Aim of the task
Retype each line exactly. Skip images.

Source records
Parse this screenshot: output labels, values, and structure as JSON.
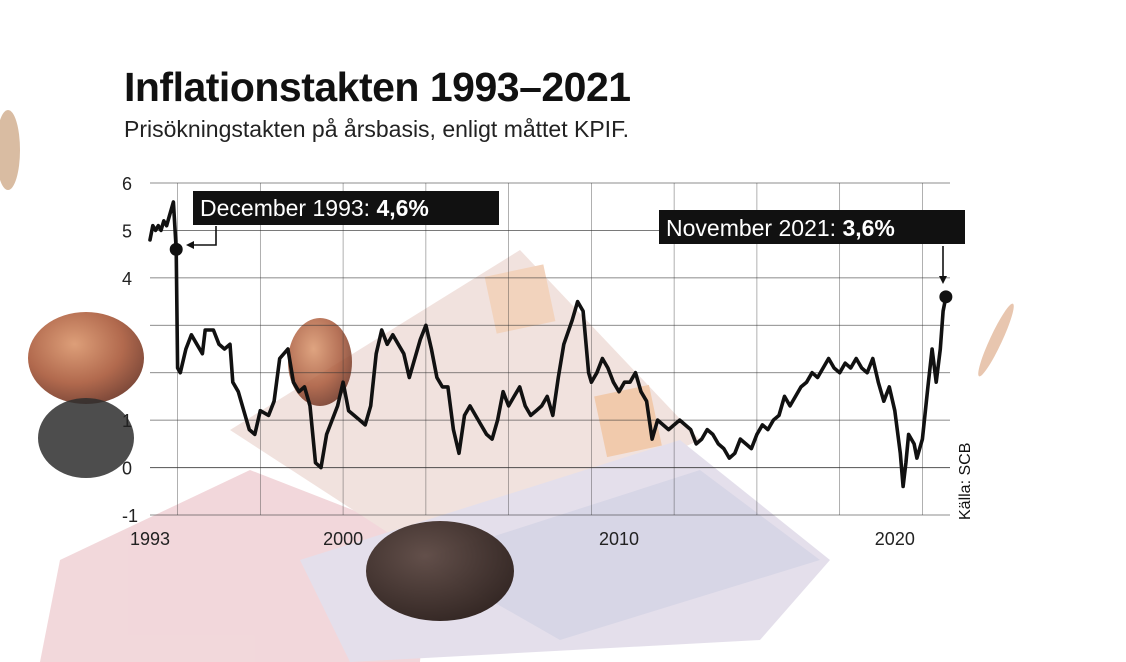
{
  "title": "Inflationstakten 1993–2021",
  "subtitle": "Prisökningstakten på årsbasis, enligt måttet KPIF.",
  "source": "Källa: SCB",
  "colors": {
    "line": "#111111",
    "callout_bg": "#111111",
    "callout_text": "#ffffff",
    "grid": "#333333"
  },
  "annotations": [
    {
      "label": "December 1993: ",
      "value": "4,6%"
    },
    {
      "label": "November 2021: ",
      "value": "3,6%"
    }
  ],
  "chart_data": {
    "type": "line",
    "ylim": [
      -1,
      6
    ],
    "yticks": [
      6,
      5,
      4,
      1,
      0,
      -1
    ],
    "xticks": [
      {
        "label": "1993",
        "year": 1993
      },
      {
        "label": "2000",
        "year": 2000
      },
      {
        "label": "2010",
        "year": 2010
      },
      {
        "label": "2020",
        "year": 2020
      }
    ],
    "xlim": [
      1993,
      2022
    ],
    "grid": true,
    "series": [
      {
        "points": [
          [
            1993.0,
            4.8
          ],
          [
            1993.1,
            5.1
          ],
          [
            1993.2,
            5.0
          ],
          [
            1993.3,
            5.1
          ],
          [
            1993.4,
            5.0
          ],
          [
            1993.5,
            5.2
          ],
          [
            1993.6,
            5.1
          ],
          [
            1993.7,
            5.3
          ],
          [
            1993.85,
            5.6
          ],
          [
            1993.95,
            4.6
          ],
          [
            1994.0,
            2.1
          ],
          [
            1994.1,
            2.0
          ],
          [
            1994.3,
            2.5
          ],
          [
            1994.5,
            2.8
          ],
          [
            1994.7,
            2.6
          ],
          [
            1994.9,
            2.4
          ],
          [
            1995.0,
            2.9
          ],
          [
            1995.3,
            2.9
          ],
          [
            1995.5,
            2.6
          ],
          [
            1995.7,
            2.5
          ],
          [
            1995.9,
            2.6
          ],
          [
            1996.0,
            1.8
          ],
          [
            1996.2,
            1.6
          ],
          [
            1996.4,
            1.2
          ],
          [
            1996.6,
            0.8
          ],
          [
            1996.8,
            0.7
          ],
          [
            1997.0,
            1.2
          ],
          [
            1997.3,
            1.1
          ],
          [
            1997.5,
            1.4
          ],
          [
            1997.7,
            2.3
          ],
          [
            1998.0,
            2.5
          ],
          [
            1998.2,
            1.8
          ],
          [
            1998.4,
            1.6
          ],
          [
            1998.6,
            1.7
          ],
          [
            1998.8,
            1.3
          ],
          [
            1999.0,
            0.1
          ],
          [
            1999.2,
            0.0
          ],
          [
            1999.4,
            0.7
          ],
          [
            1999.6,
            1.0
          ],
          [
            1999.8,
            1.3
          ],
          [
            2000.0,
            1.8
          ],
          [
            2000.2,
            1.2
          ],
          [
            2000.4,
            1.1
          ],
          [
            2000.6,
            1.0
          ],
          [
            2000.8,
            0.9
          ],
          [
            2001.0,
            1.3
          ],
          [
            2001.2,
            2.4
          ],
          [
            2001.4,
            2.9
          ],
          [
            2001.6,
            2.6
          ],
          [
            2001.8,
            2.8
          ],
          [
            2002.0,
            2.6
          ],
          [
            2002.2,
            2.4
          ],
          [
            2002.4,
            1.9
          ],
          [
            2002.6,
            2.3
          ],
          [
            2002.8,
            2.7
          ],
          [
            2003.0,
            3.0
          ],
          [
            2003.2,
            2.5
          ],
          [
            2003.4,
            1.9
          ],
          [
            2003.6,
            1.7
          ],
          [
            2003.8,
            1.7
          ],
          [
            2004.0,
            0.8
          ],
          [
            2004.2,
            0.3
          ],
          [
            2004.4,
            1.1
          ],
          [
            2004.6,
            1.3
          ],
          [
            2004.8,
            1.1
          ],
          [
            2005.0,
            0.9
          ],
          [
            2005.2,
            0.7
          ],
          [
            2005.4,
            0.6
          ],
          [
            2005.6,
            1.0
          ],
          [
            2005.8,
            1.6
          ],
          [
            2006.0,
            1.3
          ],
          [
            2006.2,
            1.5
          ],
          [
            2006.4,
            1.7
          ],
          [
            2006.6,
            1.3
          ],
          [
            2006.8,
            1.1
          ],
          [
            2007.0,
            1.2
          ],
          [
            2007.2,
            1.3
          ],
          [
            2007.4,
            1.5
          ],
          [
            2007.6,
            1.1
          ],
          [
            2007.8,
            1.9
          ],
          [
            2008.0,
            2.6
          ],
          [
            2008.3,
            3.1
          ],
          [
            2008.5,
            3.5
          ],
          [
            2008.7,
            3.3
          ],
          [
            2008.9,
            2.0
          ],
          [
            2009.0,
            1.8
          ],
          [
            2009.2,
            2.0
          ],
          [
            2009.4,
            2.3
          ],
          [
            2009.6,
            2.1
          ],
          [
            2009.8,
            1.8
          ],
          [
            2010.0,
            1.6
          ],
          [
            2010.2,
            1.8
          ],
          [
            2010.4,
            1.8
          ],
          [
            2010.6,
            2.0
          ],
          [
            2010.8,
            1.6
          ],
          [
            2011.0,
            1.4
          ],
          [
            2011.2,
            0.6
          ],
          [
            2011.4,
            1.0
          ],
          [
            2011.6,
            0.9
          ],
          [
            2011.8,
            0.8
          ],
          [
            2012.0,
            0.9
          ],
          [
            2012.2,
            1.0
          ],
          [
            2012.4,
            0.9
          ],
          [
            2012.6,
            0.8
          ],
          [
            2012.8,
            0.5
          ],
          [
            2013.0,
            0.6
          ],
          [
            2013.2,
            0.8
          ],
          [
            2013.4,
            0.7
          ],
          [
            2013.6,
            0.5
          ],
          [
            2013.8,
            0.4
          ],
          [
            2014.0,
            0.2
          ],
          [
            2014.2,
            0.3
          ],
          [
            2014.4,
            0.6
          ],
          [
            2014.6,
            0.5
          ],
          [
            2014.8,
            0.4
          ],
          [
            2015.0,
            0.7
          ],
          [
            2015.2,
            0.9
          ],
          [
            2015.4,
            0.8
          ],
          [
            2015.6,
            1.0
          ],
          [
            2015.8,
            1.1
          ],
          [
            2016.0,
            1.5
          ],
          [
            2016.2,
            1.3
          ],
          [
            2016.4,
            1.5
          ],
          [
            2016.6,
            1.7
          ],
          [
            2016.8,
            1.8
          ],
          [
            2017.0,
            2.0
          ],
          [
            2017.2,
            1.9
          ],
          [
            2017.4,
            2.1
          ],
          [
            2017.6,
            2.3
          ],
          [
            2017.8,
            2.1
          ],
          [
            2018.0,
            2.0
          ],
          [
            2018.2,
            2.2
          ],
          [
            2018.4,
            2.1
          ],
          [
            2018.6,
            2.3
          ],
          [
            2018.8,
            2.1
          ],
          [
            2019.0,
            2.0
          ],
          [
            2019.2,
            2.3
          ],
          [
            2019.4,
            1.8
          ],
          [
            2019.6,
            1.4
          ],
          [
            2019.8,
            1.7
          ],
          [
            2020.0,
            1.2
          ],
          [
            2020.2,
            0.3
          ],
          [
            2020.3,
            -0.4
          ],
          [
            2020.4,
            0.1
          ],
          [
            2020.5,
            0.7
          ],
          [
            2020.7,
            0.5
          ],
          [
            2020.8,
            0.2
          ],
          [
            2021.0,
            0.6
          ],
          [
            2021.2,
            1.7
          ],
          [
            2021.35,
            2.5
          ],
          [
            2021.5,
            1.8
          ],
          [
            2021.65,
            2.5
          ],
          [
            2021.75,
            3.3
          ],
          [
            2021.85,
            3.6
          ]
        ]
      }
    ]
  }
}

Solution
Parse this screenshot: output labels, values, and structure as JSON.
{
  "title": "Inflationstakten 1993–2021",
  "subtitle": "Prisökningstakten på årsbasis, enligt måttet KPIF.",
  "source": "Källa: SCB",
  "colors": {
    "line": "#111111",
    "callout_bg": "#111111",
    "callout_text": "#ffffff",
    "grid": "#333333"
  },
  "annotations": [
    {
      "label": "December 1993: ",
      "value": "4,6%"
    },
    {
      "label": "November 2021: ",
      "value": "3,6%"
    }
  ],
  "chart_data": {
    "type": "line",
    "ylim": [
      -1,
      6
    ],
    "yticks": [
      6,
      5,
      4,
      1,
      0,
      -1
    ],
    "xticks": [
      {
        "label": "1993",
        "year": 1993
      },
      {
        "label": "2000",
        "year": 2000
      },
      {
        "label": "2010",
        "year": 2010
      },
      {
        "label": "2020",
        "year": 2020
      }
    ],
    "xlim": [
      1993,
      2022
    ],
    "grid": true,
    "series": [
      {
        "points": [
          [
            1993.0,
            4.8
          ],
          [
            1993.1,
            5.1
          ],
          [
            1993.2,
            5.0
          ],
          [
            1993.3,
            5.1
          ],
          [
            1993.4,
            5.0
          ],
          [
            1993.5,
            5.2
          ],
          [
            1993.6,
            5.1
          ],
          [
            1993.7,
            5.3
          ],
          [
            1993.85,
            5.6
          ],
          [
            1993.95,
            4.6
          ],
          [
            1994.0,
            2.1
          ],
          [
            1994.1,
            2.0
          ],
          [
            1994.3,
            2.5
          ],
          [
            1994.5,
            2.8
          ],
          [
            1994.7,
            2.6
          ],
          [
            1994.9,
            2.4
          ],
          [
            1995.0,
            2.9
          ],
          [
            1995.3,
            2.9
          ],
          [
            1995.5,
            2.6
          ],
          [
            1995.7,
            2.5
          ],
          [
            1995.9,
            2.6
          ],
          [
            1996.0,
            1.8
          ],
          [
            1996.2,
            1.6
          ],
          [
            1996.4,
            1.2
          ],
          [
            1996.6,
            0.8
          ],
          [
            1996.8,
            0.7
          ],
          [
            1997.0,
            1.2
          ],
          [
            1997.3,
            1.1
          ],
          [
            1997.5,
            1.4
          ],
          [
            1997.7,
            2.3
          ],
          [
            1998.0,
            2.5
          ],
          [
            1998.2,
            1.8
          ],
          [
            1998.4,
            1.6
          ],
          [
            1998.6,
            1.7
          ],
          [
            1998.8,
            1.3
          ],
          [
            1999.0,
            0.1
          ],
          [
            1999.2,
            0.0
          ],
          [
            1999.4,
            0.7
          ],
          [
            1999.6,
            1.0
          ],
          [
            1999.8,
            1.3
          ],
          [
            2000.0,
            1.8
          ],
          [
            2000.2,
            1.2
          ],
          [
            2000.4,
            1.1
          ],
          [
            2000.6,
            1.0
          ],
          [
            2000.8,
            0.9
          ],
          [
            2001.0,
            1.3
          ],
          [
            2001.2,
            2.4
          ],
          [
            2001.4,
            2.9
          ],
          [
            2001.6,
            2.6
          ],
          [
            2001.8,
            2.8
          ],
          [
            2002.0,
            2.6
          ],
          [
            2002.2,
            2.4
          ],
          [
            2002.4,
            1.9
          ],
          [
            2002.6,
            2.3
          ],
          [
            2002.8,
            2.7
          ],
          [
            2003.0,
            3.0
          ],
          [
            2003.2,
            2.5
          ],
          [
            2003.4,
            1.9
          ],
          [
            2003.6,
            1.7
          ],
          [
            2003.8,
            1.7
          ],
          [
            2004.0,
            0.8
          ],
          [
            2004.2,
            0.3
          ],
          [
            2004.4,
            1.1
          ],
          [
            2004.6,
            1.3
          ],
          [
            2004.8,
            1.1
          ],
          [
            2005.0,
            0.9
          ],
          [
            2005.2,
            0.7
          ],
          [
            2005.4,
            0.6
          ],
          [
            2005.6,
            1.0
          ],
          [
            2005.8,
            1.6
          ],
          [
            2006.0,
            1.3
          ],
          [
            2006.2,
            1.5
          ],
          [
            2006.4,
            1.7
          ],
          [
            2006.6,
            1.3
          ],
          [
            2006.8,
            1.1
          ],
          [
            2007.0,
            1.2
          ],
          [
            2007.2,
            1.3
          ],
          [
            2007.4,
            1.5
          ],
          [
            2007.6,
            1.1
          ],
          [
            2007.8,
            1.9
          ],
          [
            2008.0,
            2.6
          ],
          [
            2008.3,
            3.1
          ],
          [
            2008.5,
            3.5
          ],
          [
            2008.7,
            3.3
          ],
          [
            2008.9,
            2.0
          ],
          [
            2009.0,
            1.8
          ],
          [
            2009.2,
            2.0
          ],
          [
            2009.4,
            2.3
          ],
          [
            2009.6,
            2.1
          ],
          [
            2009.8,
            1.8
          ],
          [
            2010.0,
            1.6
          ],
          [
            2010.2,
            1.8
          ],
          [
            2010.4,
            1.8
          ],
          [
            2010.6,
            2.0
          ],
          [
            2010.8,
            1.6
          ],
          [
            2011.0,
            1.4
          ],
          [
            2011.2,
            0.6
          ],
          [
            2011.4,
            1.0
          ],
          [
            2011.6,
            0.9
          ],
          [
            2011.8,
            0.8
          ],
          [
            2012.0,
            0.9
          ],
          [
            2012.2,
            1.0
          ],
          [
            2012.4,
            0.9
          ],
          [
            2012.6,
            0.8
          ],
          [
            2012.8,
            0.5
          ],
          [
            2013.0,
            0.6
          ],
          [
            2013.2,
            0.8
          ],
          [
            2013.4,
            0.7
          ],
          [
            2013.6,
            0.5
          ],
          [
            2013.8,
            0.4
          ],
          [
            2014.0,
            0.2
          ],
          [
            2014.2,
            0.3
          ],
          [
            2014.4,
            0.6
          ],
          [
            2014.6,
            0.5
          ],
          [
            2014.8,
            0.4
          ],
          [
            2015.0,
            0.7
          ],
          [
            2015.2,
            0.9
          ],
          [
            2015.4,
            0.8
          ],
          [
            2015.6,
            1.0
          ],
          [
            2015.8,
            1.1
          ],
          [
            2016.0,
            1.5
          ],
          [
            2016.2,
            1.3
          ],
          [
            2016.4,
            1.5
          ],
          [
            2016.6,
            1.7
          ],
          [
            2016.8,
            1.8
          ],
          [
            2017.0,
            2.0
          ],
          [
            2017.2,
            1.9
          ],
          [
            2017.4,
            2.1
          ],
          [
            2017.6,
            2.3
          ],
          [
            2017.8,
            2.1
          ],
          [
            2018.0,
            2.0
          ],
          [
            2018.2,
            2.2
          ],
          [
            2018.4,
            2.1
          ],
          [
            2018.6,
            2.3
          ],
          [
            2018.8,
            2.1
          ],
          [
            2019.0,
            2.0
          ],
          [
            2019.2,
            2.3
          ],
          [
            2019.4,
            1.8
          ],
          [
            2019.6,
            1.4
          ],
          [
            2019.8,
            1.7
          ],
          [
            2020.0,
            1.2
          ],
          [
            2020.2,
            0.3
          ],
          [
            2020.3,
            -0.4
          ],
          [
            2020.4,
            0.1
          ],
          [
            2020.5,
            0.7
          ],
          [
            2020.7,
            0.5
          ],
          [
            2020.8,
            0.2
          ],
          [
            2021.0,
            0.6
          ],
          [
            2021.2,
            1.7
          ],
          [
            2021.35,
            2.5
          ],
          [
            2021.5,
            1.8
          ],
          [
            2021.65,
            2.5
          ],
          [
            2021.75,
            3.3
          ],
          [
            2021.85,
            3.6
          ]
        ]
      }
    ]
  }
}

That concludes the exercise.